## Source material
※

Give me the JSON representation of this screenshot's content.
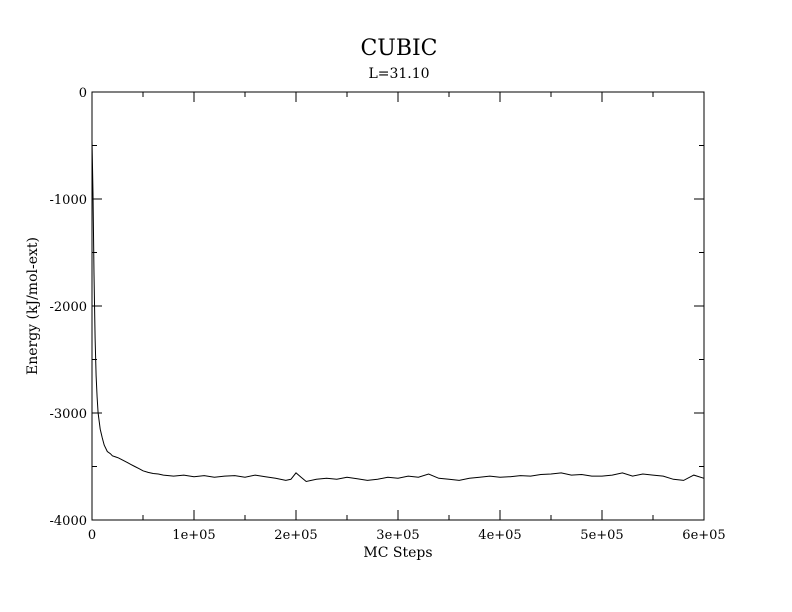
{
  "chart_data": {
    "type": "line",
    "title": "CUBIC",
    "subtitle": "L=31.10",
    "xlabel": "MC Steps",
    "ylabel": "Energy (kJ/mol-ext)",
    "xlim": [
      0,
      600000
    ],
    "ylim": [
      -4000,
      0
    ],
    "x_ticks": [
      {
        "value": 0,
        "label": "0"
      },
      {
        "value": 100000,
        "label": "1e+05"
      },
      {
        "value": 200000,
        "label": "2e+05"
      },
      {
        "value": 300000,
        "label": "3e+05"
      },
      {
        "value": 400000,
        "label": "4e+05"
      },
      {
        "value": 500000,
        "label": "5e+05"
      },
      {
        "value": 600000,
        "label": "6e+05"
      }
    ],
    "y_ticks": [
      {
        "value": 0,
        "label": "0"
      },
      {
        "value": -1000,
        "label": "-1000"
      },
      {
        "value": -2000,
        "label": "-2000"
      },
      {
        "value": -3000,
        "label": "-3000"
      },
      {
        "value": -4000,
        "label": "-4000"
      }
    ],
    "x_minor_step": 50000,
    "y_minor_step": 500,
    "grid": false,
    "line_color": "#000000",
    "series": [
      {
        "x": [
          0,
          1000,
          2000,
          3000,
          4000,
          5000,
          6000,
          8000,
          10000,
          12000,
          15000,
          18000,
          20000,
          23000,
          26000,
          30000,
          34000,
          38000,
          42000,
          46000,
          50000,
          55000,
          60000,
          65000,
          70000,
          75000,
          80000,
          90000,
          100000,
          110000,
          120000,
          130000,
          140000,
          150000,
          160000,
          170000,
          180000,
          190000,
          195000,
          200000,
          205000,
          210000,
          220000,
          230000,
          240000,
          250000,
          260000,
          270000,
          280000,
          290000,
          300000,
          310000,
          320000,
          330000,
          340000,
          350000,
          360000,
          370000,
          380000,
          390000,
          400000,
          410000,
          420000,
          430000,
          440000,
          450000,
          460000,
          470000,
          480000,
          490000,
          500000,
          510000,
          520000,
          530000,
          540000,
          550000,
          560000,
          570000,
          580000,
          590000,
          600000
        ],
        "y": [
          -450,
          -950,
          -1700,
          -2300,
          -2650,
          -2850,
          -3000,
          -3150,
          -3230,
          -3300,
          -3360,
          -3380,
          -3400,
          -3410,
          -3420,
          -3440,
          -3460,
          -3480,
          -3500,
          -3520,
          -3540,
          -3555,
          -3565,
          -3570,
          -3580,
          -3585,
          -3590,
          -3580,
          -3595,
          -3585,
          -3600,
          -3590,
          -3585,
          -3600,
          -3580,
          -3595,
          -3610,
          -3630,
          -3620,
          -3560,
          -3600,
          -3640,
          -3620,
          -3610,
          -3620,
          -3600,
          -3615,
          -3630,
          -3620,
          -3600,
          -3610,
          -3590,
          -3600,
          -3570,
          -3610,
          -3620,
          -3630,
          -3610,
          -3600,
          -3590,
          -3600,
          -3595,
          -3585,
          -3590,
          -3575,
          -3570,
          -3560,
          -3580,
          -3575,
          -3590,
          -3590,
          -3580,
          -3560,
          -3590,
          -3570,
          -3580,
          -3590,
          -3620,
          -3630,
          -3580,
          -3610
        ]
      }
    ]
  }
}
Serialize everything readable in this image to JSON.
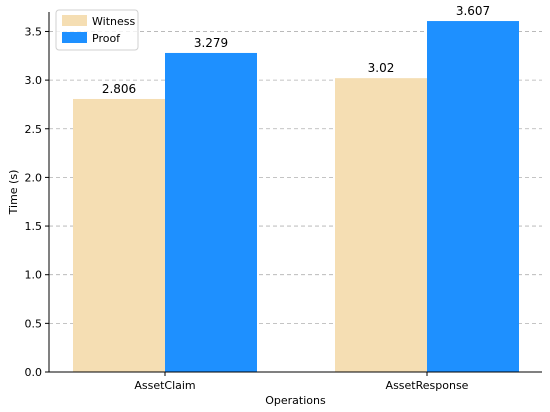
{
  "chart_data": {
    "type": "bar",
    "categories": [
      "AssetClaim",
      "AssetResponse"
    ],
    "series": [
      {
        "name": "Witness",
        "values": [
          2.806,
          3.02
        ],
        "labels": [
          "2.806",
          "3.02"
        ],
        "color": "#f5deb3"
      },
      {
        "name": "Proof",
        "values": [
          3.279,
          3.607
        ],
        "labels": [
          "3.279",
          "3.607"
        ],
        "color": "#1e90ff"
      }
    ],
    "xlabel": "Operations",
    "ylabel": "Time (s)",
    "ylim": [
      0,
      3.7
    ],
    "yticks": [
      0.0,
      0.5,
      1.0,
      1.5,
      2.0,
      2.5,
      3.0,
      3.5
    ],
    "ytick_labels": [
      "0.0",
      "0.5",
      "1.0",
      "1.5",
      "2.0",
      "2.5",
      "3.0",
      "3.5"
    ],
    "grid": "y-dashed",
    "legend_position": "top-left",
    "gridline_color": "#b0b0b0",
    "axis_color": "#000000"
  }
}
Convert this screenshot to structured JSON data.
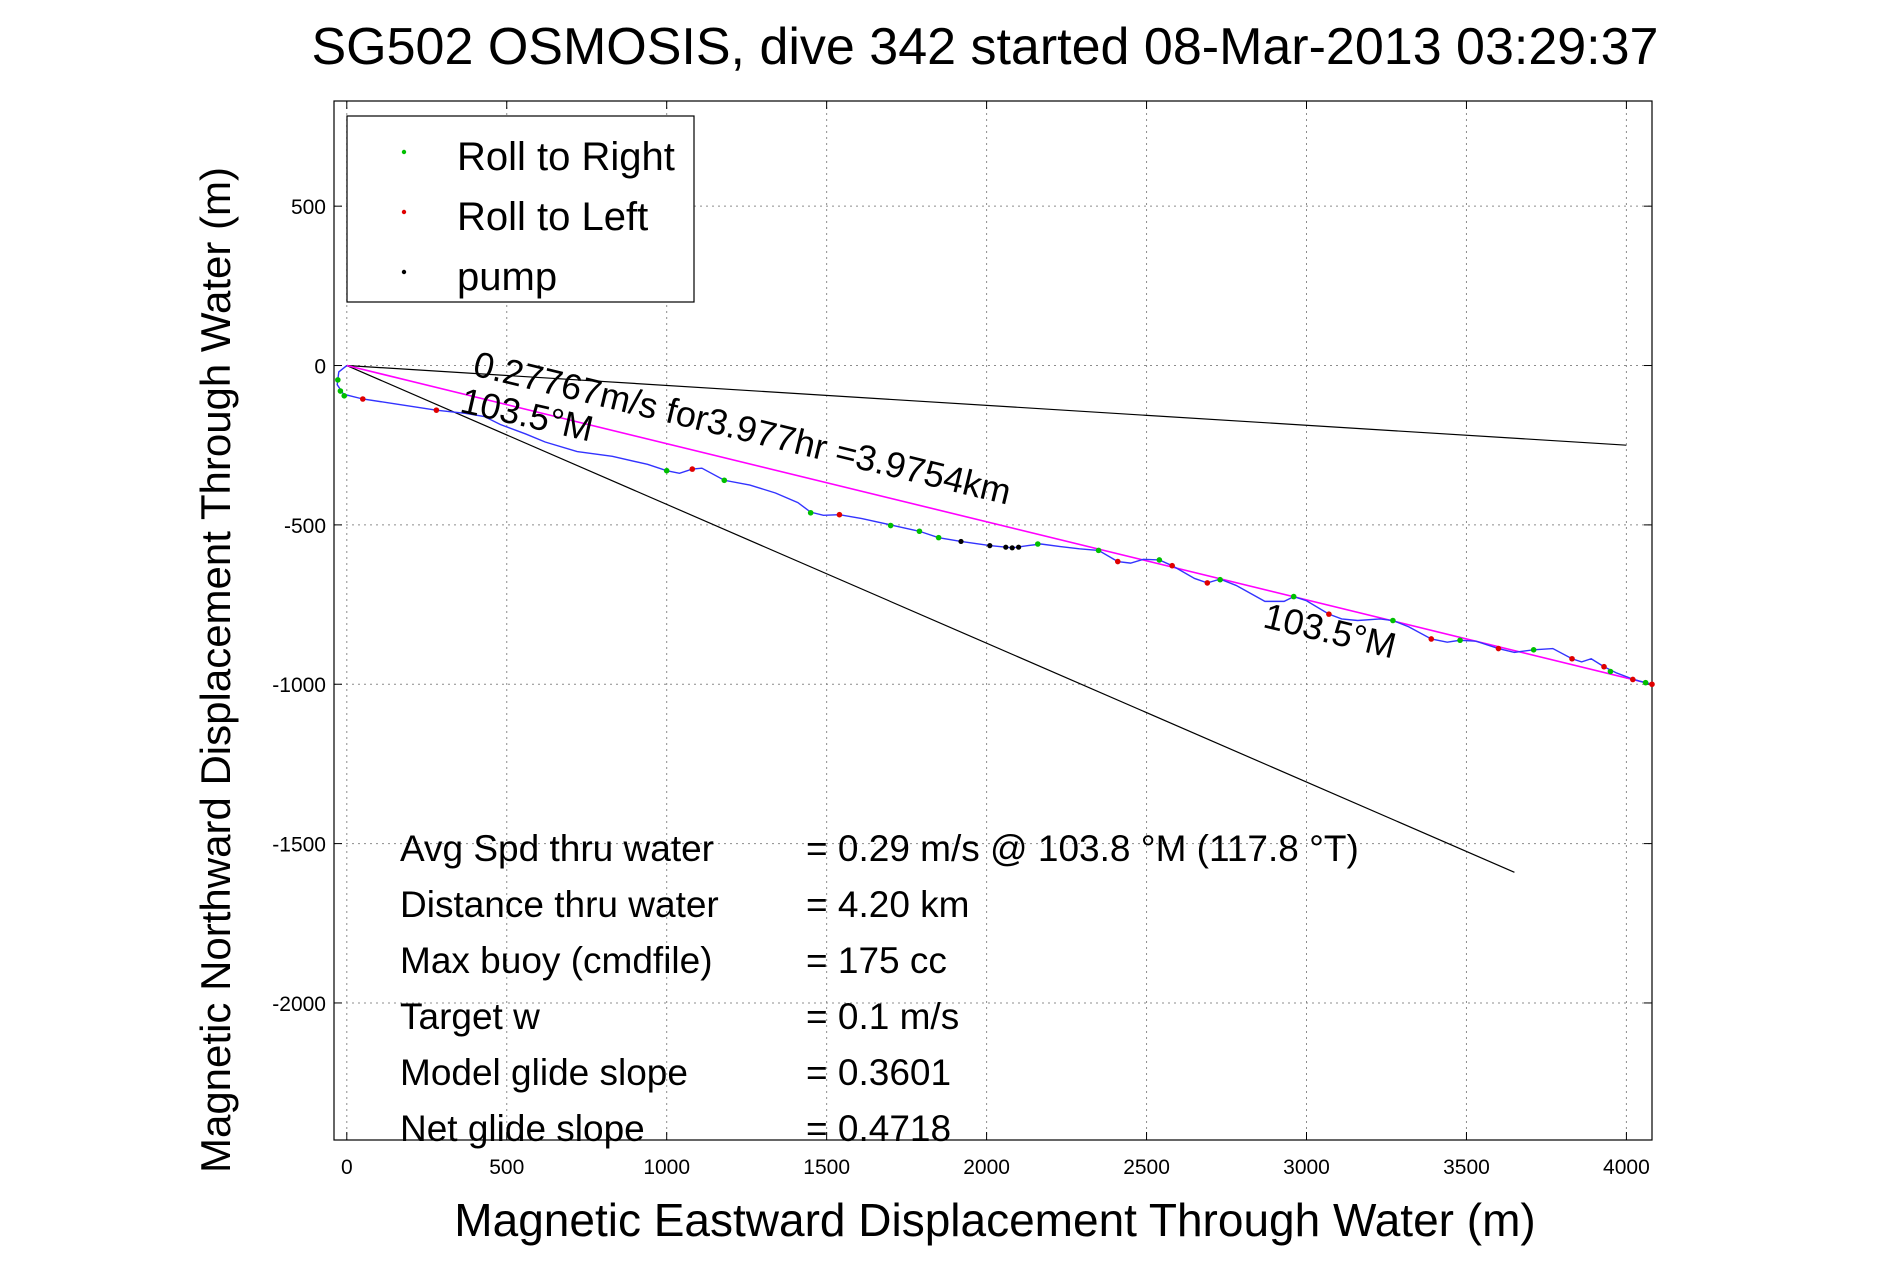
{
  "chart_data": {
    "type": "line",
    "title": "SG502 OSMOSIS, dive 342 started 08-Mar-2013 03:29:37",
    "xlabel": "Magnetic Eastward Displacement Through Water (m)",
    "ylabel": "Magnetic Northward Displacement Through Water (m)",
    "xlim": [
      -40,
      4080
    ],
    "ylim": [
      -2430,
      830
    ],
    "xticks": [
      0,
      500,
      1000,
      1500,
      2000,
      2500,
      3000,
      3500,
      4000
    ],
    "yticks": [
      500,
      0,
      -500,
      -1000,
      -1500,
      -2000
    ],
    "xtick_labels": [
      "0",
      "500",
      "1000",
      "1500",
      "2000",
      "2500",
      "3000",
      "3500",
      "4000"
    ],
    "ytick_labels": [
      "500",
      "0",
      "-500",
      "-1000",
      "-1500",
      "-2000"
    ],
    "grid": true,
    "legend_position": "top-left",
    "legend": [
      {
        "label": "Roll to Right",
        "color": "#00c000"
      },
      {
        "label": "Roll to Left",
        "color": "#e00000"
      },
      {
        "label": "pump",
        "color": "#000000"
      }
    ],
    "track": {
      "color": "#3333ff",
      "points": [
        [
          0,
          0
        ],
        [
          -25,
          -20
        ],
        [
          -30,
          -60
        ],
        [
          -10,
          -90
        ],
        [
          50,
          -105
        ],
        [
          150,
          -120
        ],
        [
          280,
          -140
        ],
        [
          370,
          -150
        ],
        [
          430,
          -160
        ],
        [
          480,
          -185
        ],
        [
          560,
          -215
        ],
        [
          620,
          -240
        ],
        [
          720,
          -270
        ],
        [
          830,
          -285
        ],
        [
          940,
          -310
        ],
        [
          1000,
          -330
        ],
        [
          1040,
          -338
        ],
        [
          1080,
          -325
        ],
        [
          1110,
          -322
        ],
        [
          1180,
          -360
        ],
        [
          1260,
          -375
        ],
        [
          1340,
          -400
        ],
        [
          1410,
          -430
        ],
        [
          1450,
          -460
        ],
        [
          1490,
          -470
        ],
        [
          1540,
          -468
        ],
        [
          1610,
          -480
        ],
        [
          1700,
          -500
        ],
        [
          1790,
          -520
        ],
        [
          1850,
          -540
        ],
        [
          1920,
          -552
        ],
        [
          2010,
          -565
        ],
        [
          2080,
          -572
        ],
        [
          2130,
          -565
        ],
        [
          2170,
          -560
        ],
        [
          2230,
          -568
        ],
        [
          2290,
          -575
        ],
        [
          2350,
          -580
        ],
        [
          2410,
          -615
        ],
        [
          2450,
          -620
        ],
        [
          2490,
          -608
        ],
        [
          2540,
          -610
        ],
        [
          2580,
          -628
        ],
        [
          2650,
          -668
        ],
        [
          2690,
          -682
        ],
        [
          2730,
          -670
        ],
        [
          2780,
          -690
        ],
        [
          2870,
          -740
        ],
        [
          2930,
          -740
        ],
        [
          2960,
          -725
        ],
        [
          3000,
          -738
        ],
        [
          3070,
          -780
        ],
        [
          3110,
          -795
        ],
        [
          3160,
          -800
        ],
        [
          3230,
          -795
        ],
        [
          3270,
          -800
        ],
        [
          3320,
          -820
        ],
        [
          3390,
          -858
        ],
        [
          3440,
          -868
        ],
        [
          3480,
          -862
        ],
        [
          3530,
          -865
        ],
        [
          3600,
          -888
        ],
        [
          3650,
          -900
        ],
        [
          3710,
          -892
        ],
        [
          3770,
          -888
        ],
        [
          3830,
          -920
        ],
        [
          3860,
          -930
        ],
        [
          3890,
          -920
        ],
        [
          3930,
          -945
        ],
        [
          3970,
          -965
        ],
        [
          4010,
          -980
        ],
        [
          4040,
          -990
        ],
        [
          4060,
          -995
        ],
        [
          4080,
          -1000
        ]
      ]
    },
    "roll_right": [
      [
        -28,
        -45
      ],
      [
        -20,
        -80
      ],
      [
        -8,
        -95
      ],
      [
        1000,
        -330
      ],
      [
        1180,
        -360
      ],
      [
        1450,
        -462
      ],
      [
        1700,
        -502
      ],
      [
        1790,
        -520
      ],
      [
        1850,
        -540
      ],
      [
        2160,
        -560
      ],
      [
        2350,
        -580
      ],
      [
        2540,
        -610
      ],
      [
        2730,
        -672
      ],
      [
        2960,
        -725
      ],
      [
        3270,
        -800
      ],
      [
        3480,
        -862
      ],
      [
        3710,
        -892
      ],
      [
        3950,
        -960
      ],
      [
        4060,
        -995
      ]
    ],
    "roll_left": [
      [
        50,
        -105
      ],
      [
        280,
        -140
      ],
      [
        1080,
        -325
      ],
      [
        1540,
        -468
      ],
      [
        2410,
        -615
      ],
      [
        2580,
        -628
      ],
      [
        2690,
        -682
      ],
      [
        3070,
        -780
      ],
      [
        3390,
        -858
      ],
      [
        3600,
        -888
      ],
      [
        3830,
        -920
      ],
      [
        3930,
        -945
      ],
      [
        4020,
        -985
      ],
      [
        4080,
        -1000
      ]
    ],
    "pump": [
      [
        1920,
        -552
      ],
      [
        2010,
        -565
      ],
      [
        2060,
        -570
      ],
      [
        2080,
        -572
      ],
      [
        2100,
        -570
      ]
    ],
    "mean_line": {
      "color": "#ff00ff",
      "from": [
        0,
        0
      ],
      "to": [
        4080,
        -1000
      ]
    },
    "heading_line_upper": {
      "color": "#000000",
      "from": [
        0,
        0
      ],
      "to": [
        4000,
        -250
      ]
    },
    "heading_line_lower": {
      "color": "#000000",
      "from": [
        0,
        0
      ],
      "to": [
        3650,
        -1590
      ]
    },
    "annotations": [
      {
        "text": "0.27767m/s for3.977hr =3.9754km",
        "x": 390,
        "y": -30,
        "rotate": 13.6
      },
      {
        "text": "103.5°M",
        "x": 350,
        "y": -145,
        "rotate": 12.8
      },
      {
        "text": "103.5°M",
        "x": 2860,
        "y": -820,
        "rotate": 13.6
      }
    ],
    "stats": [
      {
        "label": "Avg Spd thru water",
        "value": "=  0.29 m/s @ 103.8 °M (117.8 °T)"
      },
      {
        "label": "Distance thru water",
        "value": "=  4.20 km"
      },
      {
        "label": "Max buoy (cmdfile)",
        "value": "= 175 cc"
      },
      {
        "label": "Target w",
        "value": "= 0.1 m/s"
      },
      {
        "label": "Model glide slope",
        "value": "= 0.3601"
      },
      {
        "label": "Net glide slope",
        "value": "= 0.4718"
      }
    ]
  }
}
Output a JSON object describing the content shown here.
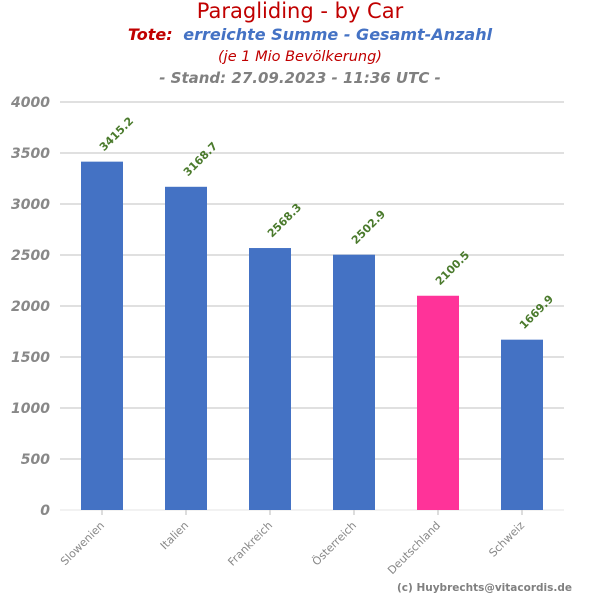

※

## What is required
Scan the data above; copy every line where "Through" appears.

## Answer to this task
    "xlabel": "Magnetic Eastward Displacement Through Water (m)",
    "ylabel": "Magnetic Northward Displacement Through Water (m)",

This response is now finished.